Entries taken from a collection
-------

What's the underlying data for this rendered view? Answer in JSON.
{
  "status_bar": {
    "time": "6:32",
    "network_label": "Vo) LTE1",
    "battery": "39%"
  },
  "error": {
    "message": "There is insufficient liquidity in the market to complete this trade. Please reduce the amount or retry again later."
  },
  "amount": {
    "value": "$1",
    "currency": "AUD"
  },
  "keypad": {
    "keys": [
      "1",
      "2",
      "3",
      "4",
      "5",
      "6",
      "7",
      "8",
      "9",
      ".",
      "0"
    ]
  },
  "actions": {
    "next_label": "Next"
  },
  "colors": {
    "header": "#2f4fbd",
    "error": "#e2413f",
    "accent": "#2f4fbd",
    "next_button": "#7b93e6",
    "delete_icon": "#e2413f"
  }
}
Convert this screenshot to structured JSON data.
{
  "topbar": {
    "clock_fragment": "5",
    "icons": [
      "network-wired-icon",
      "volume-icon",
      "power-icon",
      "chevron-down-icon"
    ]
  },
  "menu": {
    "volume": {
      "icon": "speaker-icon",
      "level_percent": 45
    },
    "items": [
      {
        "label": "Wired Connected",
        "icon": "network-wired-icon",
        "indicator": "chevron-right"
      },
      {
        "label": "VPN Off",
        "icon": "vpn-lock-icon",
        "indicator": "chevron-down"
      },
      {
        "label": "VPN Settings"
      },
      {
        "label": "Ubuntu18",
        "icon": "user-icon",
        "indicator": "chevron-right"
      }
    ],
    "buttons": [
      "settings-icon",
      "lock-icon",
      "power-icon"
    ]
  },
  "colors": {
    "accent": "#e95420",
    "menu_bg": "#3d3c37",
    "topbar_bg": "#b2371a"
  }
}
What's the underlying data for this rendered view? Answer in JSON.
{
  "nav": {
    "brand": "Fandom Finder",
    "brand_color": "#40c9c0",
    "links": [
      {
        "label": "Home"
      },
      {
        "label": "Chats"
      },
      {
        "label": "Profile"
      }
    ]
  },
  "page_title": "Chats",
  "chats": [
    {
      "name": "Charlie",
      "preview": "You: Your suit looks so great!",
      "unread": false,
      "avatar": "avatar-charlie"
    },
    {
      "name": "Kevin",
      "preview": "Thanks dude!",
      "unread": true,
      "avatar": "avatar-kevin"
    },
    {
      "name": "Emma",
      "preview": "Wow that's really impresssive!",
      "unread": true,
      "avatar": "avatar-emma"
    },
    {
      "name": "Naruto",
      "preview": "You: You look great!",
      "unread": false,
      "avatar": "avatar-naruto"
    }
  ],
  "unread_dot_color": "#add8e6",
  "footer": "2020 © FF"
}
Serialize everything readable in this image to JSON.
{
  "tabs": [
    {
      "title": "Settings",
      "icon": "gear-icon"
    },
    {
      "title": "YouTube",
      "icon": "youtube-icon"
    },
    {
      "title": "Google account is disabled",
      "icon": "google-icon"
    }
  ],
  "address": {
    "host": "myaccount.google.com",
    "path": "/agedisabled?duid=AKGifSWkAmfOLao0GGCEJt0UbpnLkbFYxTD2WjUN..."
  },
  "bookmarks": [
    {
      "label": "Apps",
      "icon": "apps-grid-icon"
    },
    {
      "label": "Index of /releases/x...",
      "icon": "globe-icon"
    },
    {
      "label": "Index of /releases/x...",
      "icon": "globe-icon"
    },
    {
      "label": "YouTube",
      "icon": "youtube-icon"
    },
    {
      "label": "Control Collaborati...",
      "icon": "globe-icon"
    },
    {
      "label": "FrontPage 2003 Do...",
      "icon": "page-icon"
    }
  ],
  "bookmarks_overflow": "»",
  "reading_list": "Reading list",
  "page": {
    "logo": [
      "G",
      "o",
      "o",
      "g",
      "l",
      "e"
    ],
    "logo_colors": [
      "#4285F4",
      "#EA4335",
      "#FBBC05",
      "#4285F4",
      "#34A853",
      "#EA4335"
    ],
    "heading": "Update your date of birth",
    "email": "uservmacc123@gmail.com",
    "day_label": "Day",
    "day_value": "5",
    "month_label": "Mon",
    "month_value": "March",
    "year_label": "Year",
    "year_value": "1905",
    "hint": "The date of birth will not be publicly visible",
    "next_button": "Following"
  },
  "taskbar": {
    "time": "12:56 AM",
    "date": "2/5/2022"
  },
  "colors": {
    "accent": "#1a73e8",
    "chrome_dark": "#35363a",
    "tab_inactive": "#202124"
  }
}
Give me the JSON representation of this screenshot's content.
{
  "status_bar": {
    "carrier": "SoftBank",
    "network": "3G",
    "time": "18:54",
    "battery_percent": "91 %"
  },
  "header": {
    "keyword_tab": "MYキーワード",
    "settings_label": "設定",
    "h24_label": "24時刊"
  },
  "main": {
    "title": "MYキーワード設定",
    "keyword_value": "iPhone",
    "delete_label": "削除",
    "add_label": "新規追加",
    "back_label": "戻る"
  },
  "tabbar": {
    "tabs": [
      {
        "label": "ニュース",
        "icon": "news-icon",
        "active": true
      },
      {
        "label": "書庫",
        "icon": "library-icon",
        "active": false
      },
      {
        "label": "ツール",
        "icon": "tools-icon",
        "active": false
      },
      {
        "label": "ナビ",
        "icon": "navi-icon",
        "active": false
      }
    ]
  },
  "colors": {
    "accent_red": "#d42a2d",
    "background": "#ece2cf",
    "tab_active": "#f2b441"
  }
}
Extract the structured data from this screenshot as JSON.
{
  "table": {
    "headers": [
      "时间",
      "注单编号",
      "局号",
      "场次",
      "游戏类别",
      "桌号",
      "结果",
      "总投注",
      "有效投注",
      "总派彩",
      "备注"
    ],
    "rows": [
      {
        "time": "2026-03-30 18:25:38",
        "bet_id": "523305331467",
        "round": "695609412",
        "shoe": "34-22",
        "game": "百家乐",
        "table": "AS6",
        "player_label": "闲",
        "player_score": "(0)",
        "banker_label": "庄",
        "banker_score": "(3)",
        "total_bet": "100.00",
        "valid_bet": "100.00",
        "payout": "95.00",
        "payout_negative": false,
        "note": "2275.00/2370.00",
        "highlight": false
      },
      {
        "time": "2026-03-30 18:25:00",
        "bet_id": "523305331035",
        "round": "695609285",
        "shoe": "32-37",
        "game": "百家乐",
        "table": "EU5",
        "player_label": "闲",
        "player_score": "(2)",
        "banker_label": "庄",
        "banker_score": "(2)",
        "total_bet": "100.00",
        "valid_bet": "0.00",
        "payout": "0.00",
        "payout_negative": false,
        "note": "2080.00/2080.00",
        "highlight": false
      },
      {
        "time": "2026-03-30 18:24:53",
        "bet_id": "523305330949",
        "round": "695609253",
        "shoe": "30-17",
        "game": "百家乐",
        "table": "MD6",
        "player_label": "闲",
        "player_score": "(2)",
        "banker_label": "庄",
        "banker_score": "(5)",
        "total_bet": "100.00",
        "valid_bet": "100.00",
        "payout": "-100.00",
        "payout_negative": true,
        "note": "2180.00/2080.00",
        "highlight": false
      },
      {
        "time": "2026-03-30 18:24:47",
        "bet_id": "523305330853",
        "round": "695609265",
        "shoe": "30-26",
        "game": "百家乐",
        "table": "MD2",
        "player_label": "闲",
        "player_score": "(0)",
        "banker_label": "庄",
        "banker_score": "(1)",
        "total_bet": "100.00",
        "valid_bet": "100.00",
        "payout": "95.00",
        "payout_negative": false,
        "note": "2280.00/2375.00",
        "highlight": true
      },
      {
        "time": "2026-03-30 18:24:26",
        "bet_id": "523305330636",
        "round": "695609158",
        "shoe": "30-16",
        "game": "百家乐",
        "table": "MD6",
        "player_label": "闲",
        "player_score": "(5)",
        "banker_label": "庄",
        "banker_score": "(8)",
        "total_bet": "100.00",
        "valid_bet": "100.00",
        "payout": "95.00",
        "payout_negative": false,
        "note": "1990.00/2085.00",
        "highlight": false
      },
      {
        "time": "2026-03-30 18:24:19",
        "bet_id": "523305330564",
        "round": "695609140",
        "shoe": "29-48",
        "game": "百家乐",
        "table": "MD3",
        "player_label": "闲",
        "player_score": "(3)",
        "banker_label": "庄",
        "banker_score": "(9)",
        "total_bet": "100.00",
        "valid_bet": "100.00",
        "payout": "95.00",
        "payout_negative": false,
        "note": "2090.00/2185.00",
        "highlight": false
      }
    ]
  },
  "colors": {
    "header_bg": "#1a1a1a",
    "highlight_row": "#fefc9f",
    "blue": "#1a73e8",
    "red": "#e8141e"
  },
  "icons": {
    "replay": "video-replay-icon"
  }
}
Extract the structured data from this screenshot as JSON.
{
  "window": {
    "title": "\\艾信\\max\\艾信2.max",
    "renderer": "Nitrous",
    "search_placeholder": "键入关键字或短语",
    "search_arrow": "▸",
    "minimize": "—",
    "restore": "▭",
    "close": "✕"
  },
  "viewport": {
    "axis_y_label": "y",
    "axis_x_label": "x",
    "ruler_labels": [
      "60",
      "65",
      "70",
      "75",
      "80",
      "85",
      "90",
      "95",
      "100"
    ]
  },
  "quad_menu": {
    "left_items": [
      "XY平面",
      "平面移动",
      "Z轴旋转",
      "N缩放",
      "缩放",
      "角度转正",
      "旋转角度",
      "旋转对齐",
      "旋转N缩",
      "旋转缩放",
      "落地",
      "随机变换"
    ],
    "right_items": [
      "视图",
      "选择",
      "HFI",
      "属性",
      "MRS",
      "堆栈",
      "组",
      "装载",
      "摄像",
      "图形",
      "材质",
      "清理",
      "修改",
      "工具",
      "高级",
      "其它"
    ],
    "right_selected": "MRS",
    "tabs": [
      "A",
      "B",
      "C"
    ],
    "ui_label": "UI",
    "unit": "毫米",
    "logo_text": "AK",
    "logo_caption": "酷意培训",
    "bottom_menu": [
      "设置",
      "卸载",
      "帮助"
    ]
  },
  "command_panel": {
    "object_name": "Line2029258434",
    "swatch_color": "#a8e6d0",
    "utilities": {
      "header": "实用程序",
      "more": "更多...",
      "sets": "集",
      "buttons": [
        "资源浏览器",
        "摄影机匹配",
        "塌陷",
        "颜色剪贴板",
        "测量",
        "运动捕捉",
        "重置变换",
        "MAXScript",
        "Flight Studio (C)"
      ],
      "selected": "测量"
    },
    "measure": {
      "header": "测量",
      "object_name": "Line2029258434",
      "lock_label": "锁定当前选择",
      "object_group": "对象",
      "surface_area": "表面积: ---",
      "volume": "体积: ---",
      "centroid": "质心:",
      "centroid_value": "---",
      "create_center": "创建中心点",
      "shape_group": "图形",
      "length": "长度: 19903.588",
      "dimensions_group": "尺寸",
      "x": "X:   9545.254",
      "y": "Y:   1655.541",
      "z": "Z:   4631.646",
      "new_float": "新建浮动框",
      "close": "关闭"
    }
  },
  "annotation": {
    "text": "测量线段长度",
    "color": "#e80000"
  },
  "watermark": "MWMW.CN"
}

-------

● Exercise
List every line above that holds the word "JSON".

● Task answer
What's the underlying data for this rendered view? Answer in JSON.
Convert this screenshot to structured JSON data.
What's the underlying data for this rendered view? Answer in JSON.
Serialize everything readable in this image to JSON.
Give me the JSON representation of this screenshot's content.
Extract the structured data from this screenshot as JSON.
Extract the structured data from this screenshot as JSON.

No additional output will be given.